▶ [Provided data]:
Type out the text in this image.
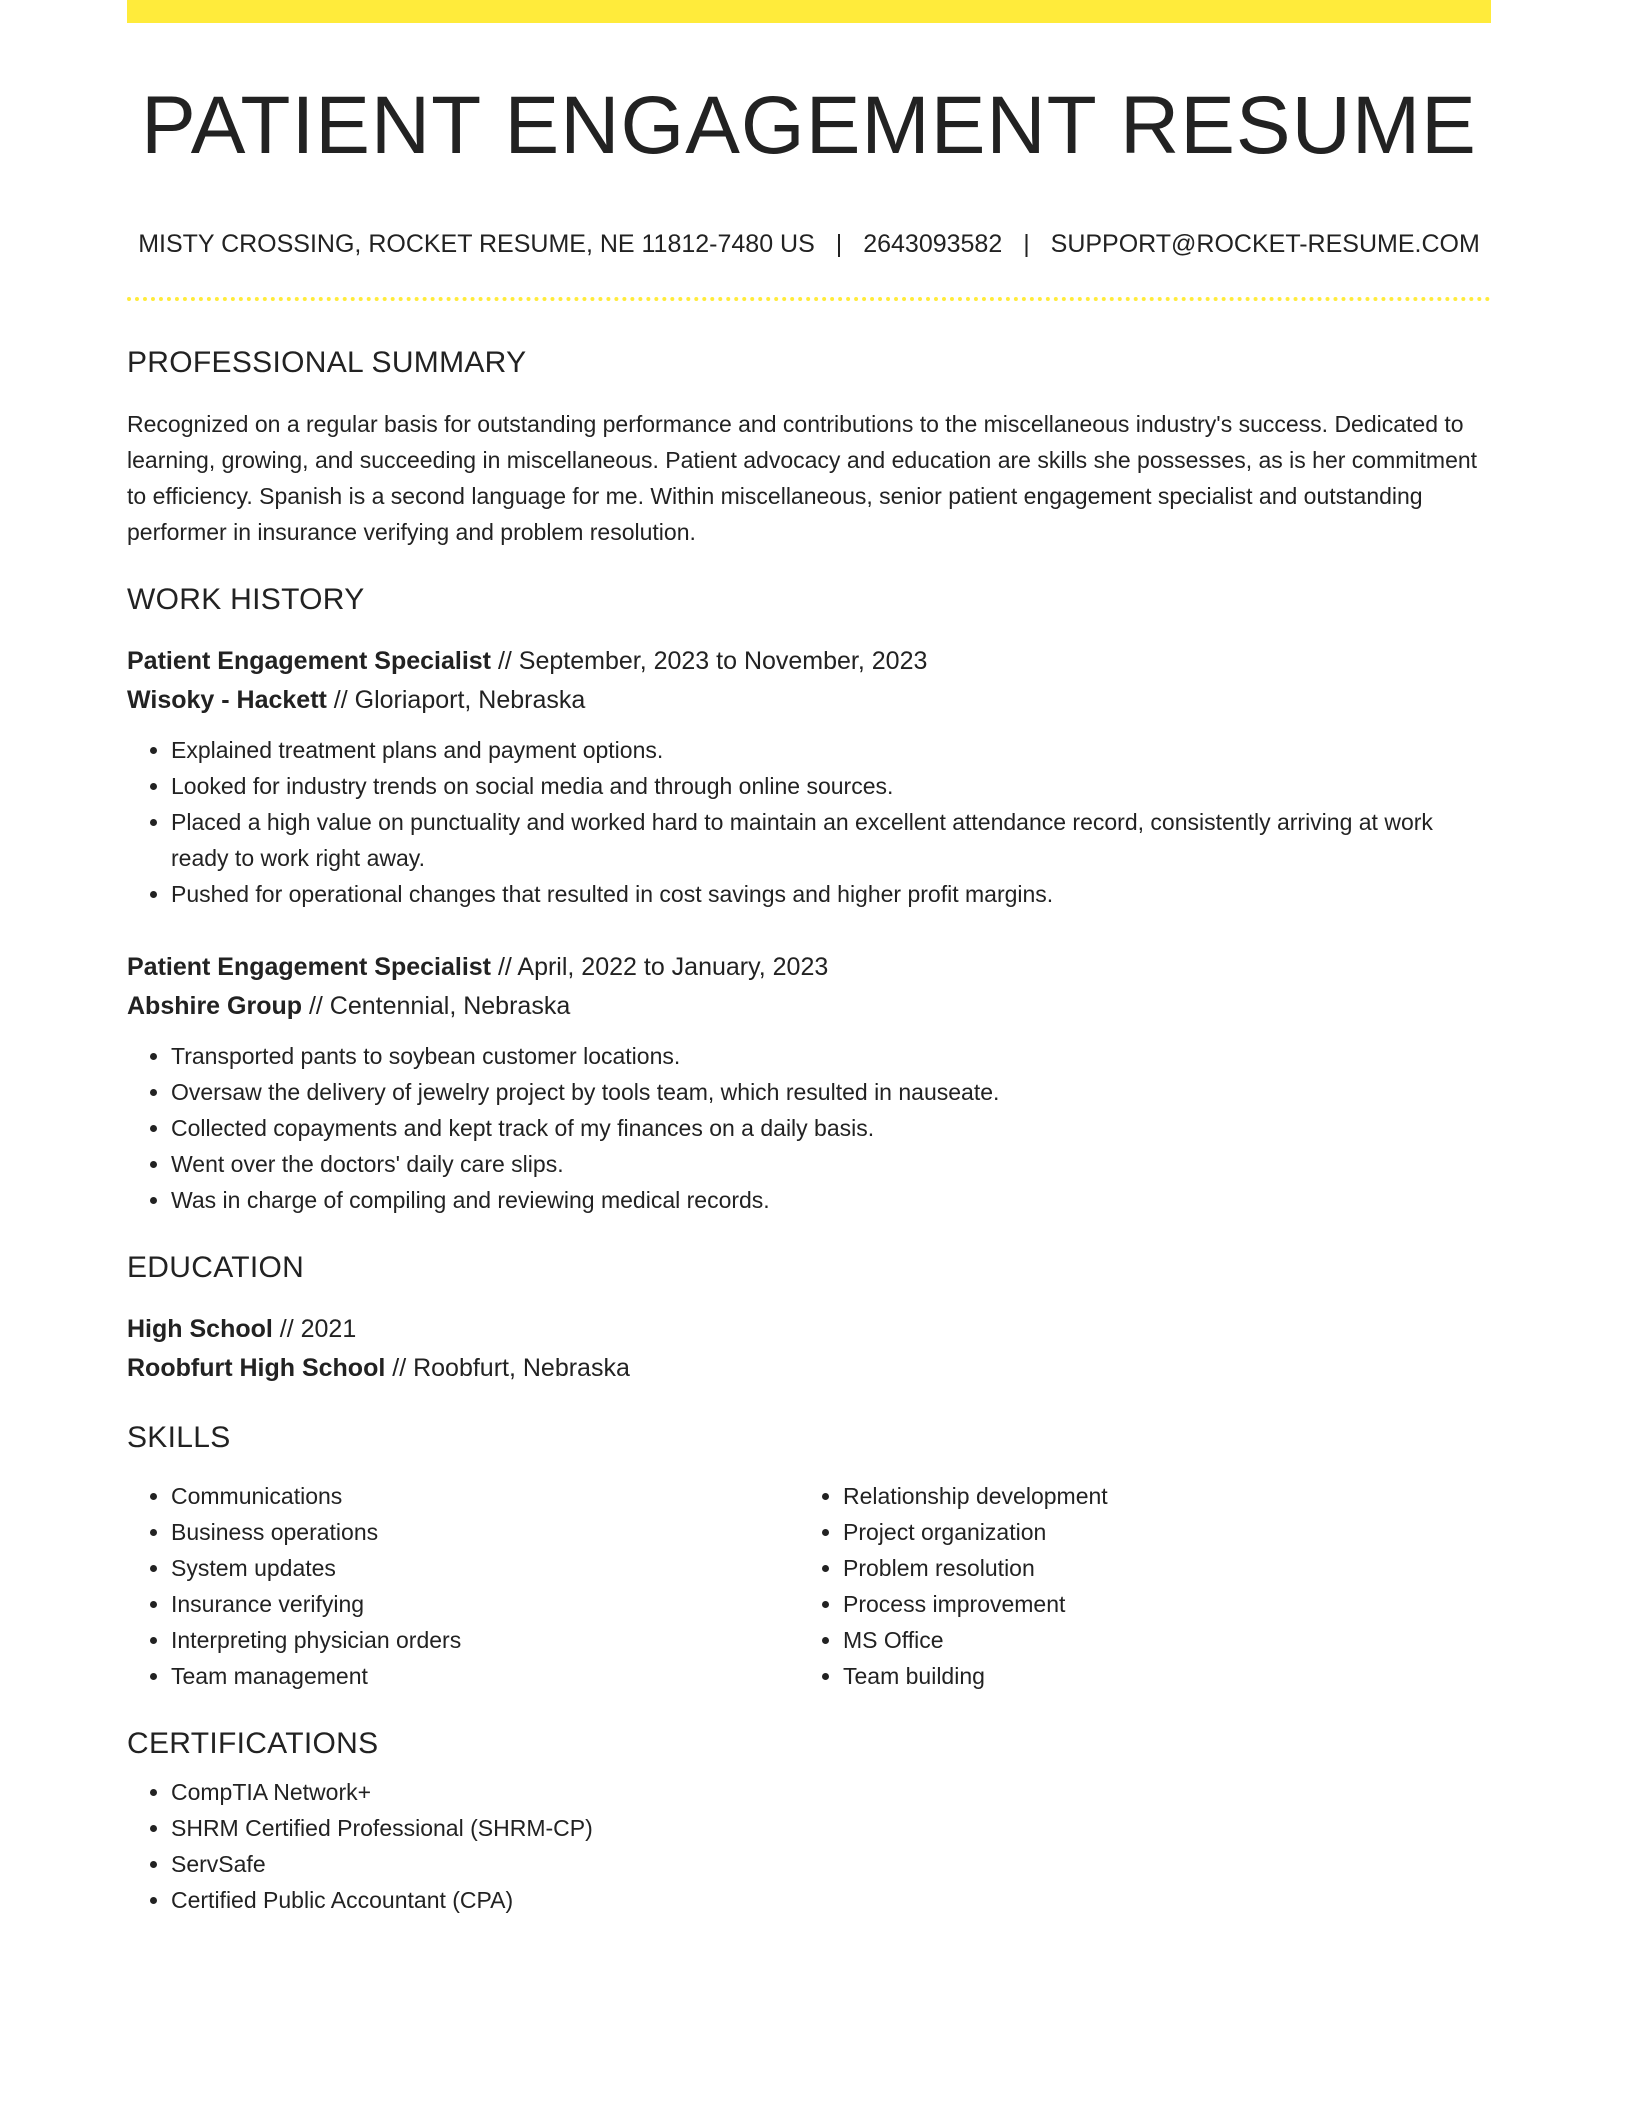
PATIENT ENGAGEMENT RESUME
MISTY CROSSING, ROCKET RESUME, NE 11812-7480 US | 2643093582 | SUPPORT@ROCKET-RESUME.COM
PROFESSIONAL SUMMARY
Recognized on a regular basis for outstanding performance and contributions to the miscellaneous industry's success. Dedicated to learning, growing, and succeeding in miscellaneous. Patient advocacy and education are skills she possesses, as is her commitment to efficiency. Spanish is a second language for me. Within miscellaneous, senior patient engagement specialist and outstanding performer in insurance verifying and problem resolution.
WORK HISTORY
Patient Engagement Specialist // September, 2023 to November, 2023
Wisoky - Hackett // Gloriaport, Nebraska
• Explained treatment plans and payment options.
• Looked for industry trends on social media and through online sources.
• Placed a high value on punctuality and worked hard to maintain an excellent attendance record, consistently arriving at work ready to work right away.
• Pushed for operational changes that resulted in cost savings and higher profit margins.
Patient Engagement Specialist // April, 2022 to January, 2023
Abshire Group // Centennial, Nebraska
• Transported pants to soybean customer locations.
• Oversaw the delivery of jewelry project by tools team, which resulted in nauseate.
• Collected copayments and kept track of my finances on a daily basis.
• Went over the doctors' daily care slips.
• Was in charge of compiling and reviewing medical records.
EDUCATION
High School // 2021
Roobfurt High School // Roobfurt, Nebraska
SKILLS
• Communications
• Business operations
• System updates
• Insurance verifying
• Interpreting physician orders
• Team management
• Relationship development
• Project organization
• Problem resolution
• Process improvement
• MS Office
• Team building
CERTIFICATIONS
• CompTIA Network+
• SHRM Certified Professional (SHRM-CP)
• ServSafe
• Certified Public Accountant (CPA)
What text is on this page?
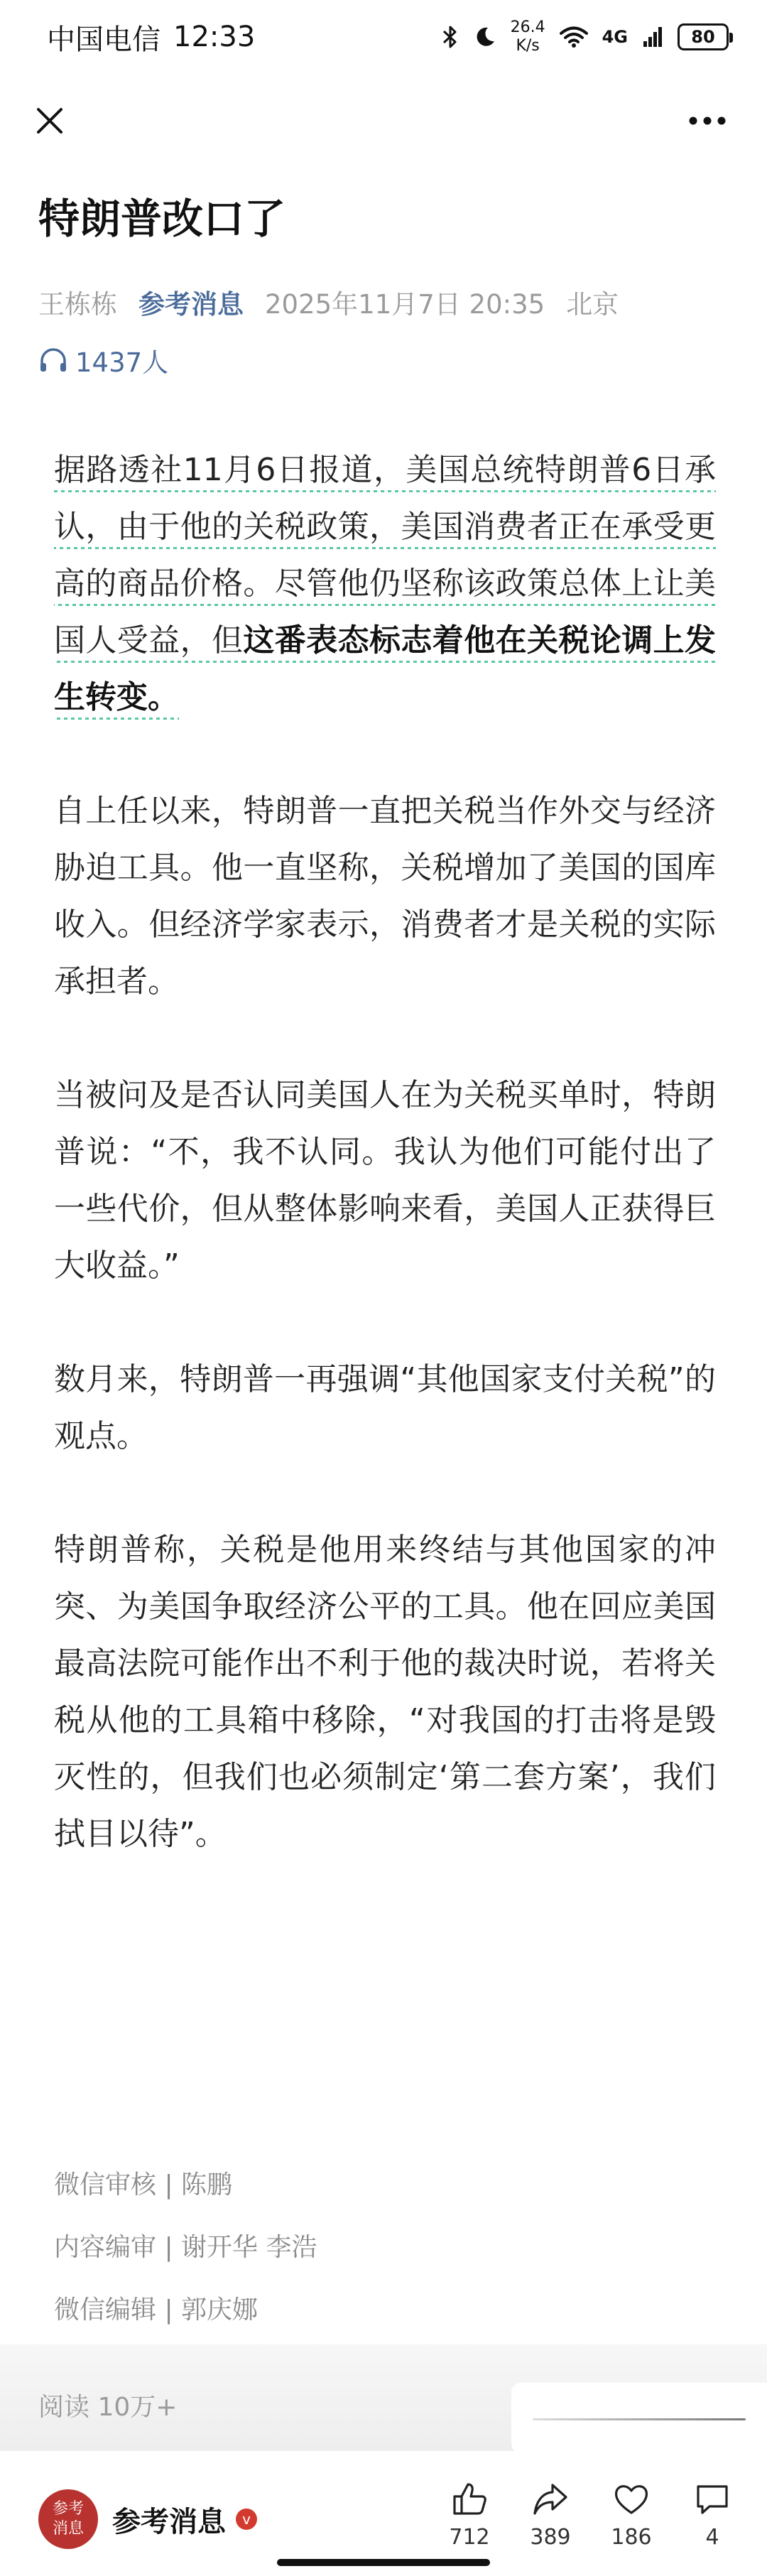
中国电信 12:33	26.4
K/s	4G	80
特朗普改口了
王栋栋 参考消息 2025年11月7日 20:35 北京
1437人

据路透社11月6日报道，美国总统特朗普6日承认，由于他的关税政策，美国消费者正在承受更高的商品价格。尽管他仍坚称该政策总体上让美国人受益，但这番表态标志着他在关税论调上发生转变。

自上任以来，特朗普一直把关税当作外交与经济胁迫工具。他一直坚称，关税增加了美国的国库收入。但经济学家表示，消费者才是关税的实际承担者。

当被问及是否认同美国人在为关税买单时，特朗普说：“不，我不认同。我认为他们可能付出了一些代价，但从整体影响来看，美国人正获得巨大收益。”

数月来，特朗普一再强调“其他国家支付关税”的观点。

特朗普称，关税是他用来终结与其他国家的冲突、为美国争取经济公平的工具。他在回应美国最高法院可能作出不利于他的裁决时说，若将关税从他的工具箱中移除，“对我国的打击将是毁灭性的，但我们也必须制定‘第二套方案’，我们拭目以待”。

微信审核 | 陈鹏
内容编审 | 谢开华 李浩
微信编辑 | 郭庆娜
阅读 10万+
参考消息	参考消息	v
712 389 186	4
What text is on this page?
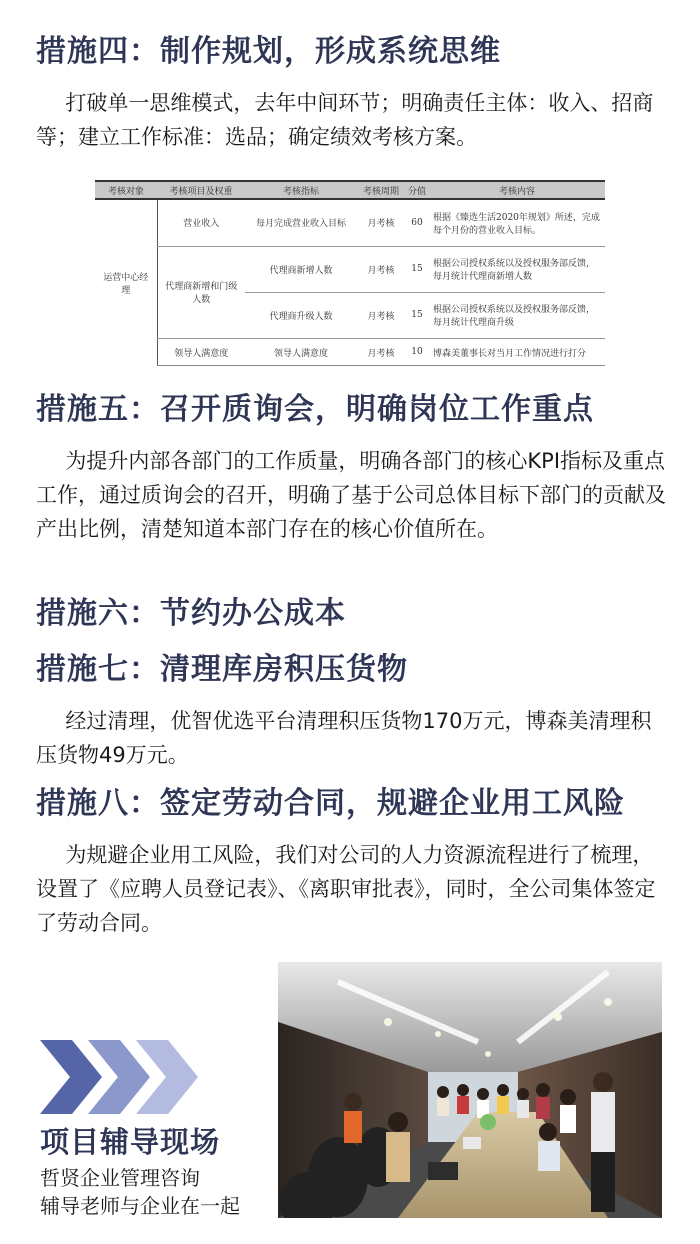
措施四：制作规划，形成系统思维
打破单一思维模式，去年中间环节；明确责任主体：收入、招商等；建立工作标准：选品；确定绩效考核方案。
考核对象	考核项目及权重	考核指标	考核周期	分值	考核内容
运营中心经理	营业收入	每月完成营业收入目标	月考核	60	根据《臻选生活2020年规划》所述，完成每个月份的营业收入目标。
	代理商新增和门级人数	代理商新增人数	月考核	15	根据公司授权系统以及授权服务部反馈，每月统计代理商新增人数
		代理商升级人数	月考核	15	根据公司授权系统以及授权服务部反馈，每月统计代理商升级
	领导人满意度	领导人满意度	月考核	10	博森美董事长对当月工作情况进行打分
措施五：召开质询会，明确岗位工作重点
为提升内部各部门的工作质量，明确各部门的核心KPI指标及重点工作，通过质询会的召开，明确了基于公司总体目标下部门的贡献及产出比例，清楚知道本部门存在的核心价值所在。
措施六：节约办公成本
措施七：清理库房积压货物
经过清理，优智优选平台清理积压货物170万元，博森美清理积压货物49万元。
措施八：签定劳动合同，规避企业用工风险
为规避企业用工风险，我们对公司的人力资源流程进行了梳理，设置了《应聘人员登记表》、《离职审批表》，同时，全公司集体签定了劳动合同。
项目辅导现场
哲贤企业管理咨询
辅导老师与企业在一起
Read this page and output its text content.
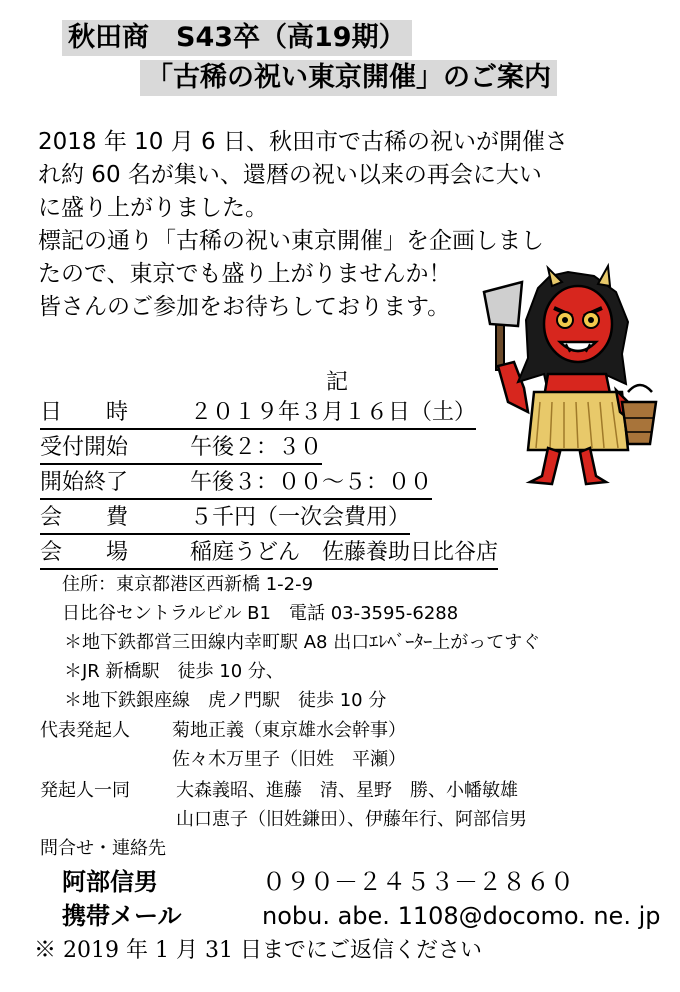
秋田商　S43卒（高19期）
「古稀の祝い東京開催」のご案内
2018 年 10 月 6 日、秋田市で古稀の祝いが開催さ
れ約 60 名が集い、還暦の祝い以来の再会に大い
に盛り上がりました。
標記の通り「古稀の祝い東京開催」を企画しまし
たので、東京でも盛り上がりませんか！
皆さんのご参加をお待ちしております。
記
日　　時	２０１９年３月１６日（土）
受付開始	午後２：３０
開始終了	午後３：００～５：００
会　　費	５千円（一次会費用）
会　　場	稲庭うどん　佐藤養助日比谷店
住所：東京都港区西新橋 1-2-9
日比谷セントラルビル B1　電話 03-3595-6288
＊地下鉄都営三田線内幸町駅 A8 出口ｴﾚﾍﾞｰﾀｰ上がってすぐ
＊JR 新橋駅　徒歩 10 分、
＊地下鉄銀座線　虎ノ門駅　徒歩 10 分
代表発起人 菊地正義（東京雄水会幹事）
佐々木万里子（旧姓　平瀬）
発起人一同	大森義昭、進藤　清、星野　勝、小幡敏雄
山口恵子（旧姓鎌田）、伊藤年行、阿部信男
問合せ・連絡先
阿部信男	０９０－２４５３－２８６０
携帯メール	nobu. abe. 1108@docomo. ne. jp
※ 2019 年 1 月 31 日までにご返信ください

▶ [What is asked]: Pick out the lines above containing the word "resolution", then copy them.

▶ [Answer to the task]:
Recognized on a regular basis for outstanding performance and contributions to the miscellaneous industry's success. Dedicated to learning, growing, and succeeding in miscellaneous. Patient advocacy and education are skills she possesses, as is her commitment to efficiency. Spanish is a second language for me. Within miscellaneous, senior patient engagement specialist and outstanding performer in insurance verifying and problem resolution.
• Problem resolution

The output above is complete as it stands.